** The input **
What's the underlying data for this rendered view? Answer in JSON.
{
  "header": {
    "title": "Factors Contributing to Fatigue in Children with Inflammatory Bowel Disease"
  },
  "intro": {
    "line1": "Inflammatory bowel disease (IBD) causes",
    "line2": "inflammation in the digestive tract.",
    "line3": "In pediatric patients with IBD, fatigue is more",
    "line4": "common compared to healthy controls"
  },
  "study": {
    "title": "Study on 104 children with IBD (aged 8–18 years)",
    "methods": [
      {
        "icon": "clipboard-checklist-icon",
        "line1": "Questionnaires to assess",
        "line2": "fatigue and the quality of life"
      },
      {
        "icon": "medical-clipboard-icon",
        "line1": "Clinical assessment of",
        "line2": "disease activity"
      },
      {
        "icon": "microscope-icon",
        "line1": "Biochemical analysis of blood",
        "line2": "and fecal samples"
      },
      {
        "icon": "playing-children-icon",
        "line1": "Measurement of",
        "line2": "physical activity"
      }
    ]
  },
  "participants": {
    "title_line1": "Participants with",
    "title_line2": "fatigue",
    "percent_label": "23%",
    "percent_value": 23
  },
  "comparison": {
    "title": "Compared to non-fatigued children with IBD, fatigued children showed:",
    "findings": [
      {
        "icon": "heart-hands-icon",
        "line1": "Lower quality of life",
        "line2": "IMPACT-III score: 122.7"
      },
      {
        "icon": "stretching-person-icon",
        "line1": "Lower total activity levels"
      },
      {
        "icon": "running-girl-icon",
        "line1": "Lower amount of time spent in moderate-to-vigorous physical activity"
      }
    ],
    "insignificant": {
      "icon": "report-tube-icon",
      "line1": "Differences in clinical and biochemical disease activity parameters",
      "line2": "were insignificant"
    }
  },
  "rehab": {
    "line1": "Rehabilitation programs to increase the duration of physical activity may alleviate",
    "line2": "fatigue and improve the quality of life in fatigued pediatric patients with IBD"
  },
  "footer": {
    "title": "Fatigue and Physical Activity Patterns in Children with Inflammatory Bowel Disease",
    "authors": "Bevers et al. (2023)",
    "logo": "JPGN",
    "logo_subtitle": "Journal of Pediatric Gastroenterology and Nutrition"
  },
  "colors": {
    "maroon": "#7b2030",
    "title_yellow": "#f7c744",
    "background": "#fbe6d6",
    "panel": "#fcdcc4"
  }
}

** What is required **
For each line in the data that holds the word "insignificant", copy the line.

** Reply to the exercise **
    "insignificant": {
      "line2": "were insignificant"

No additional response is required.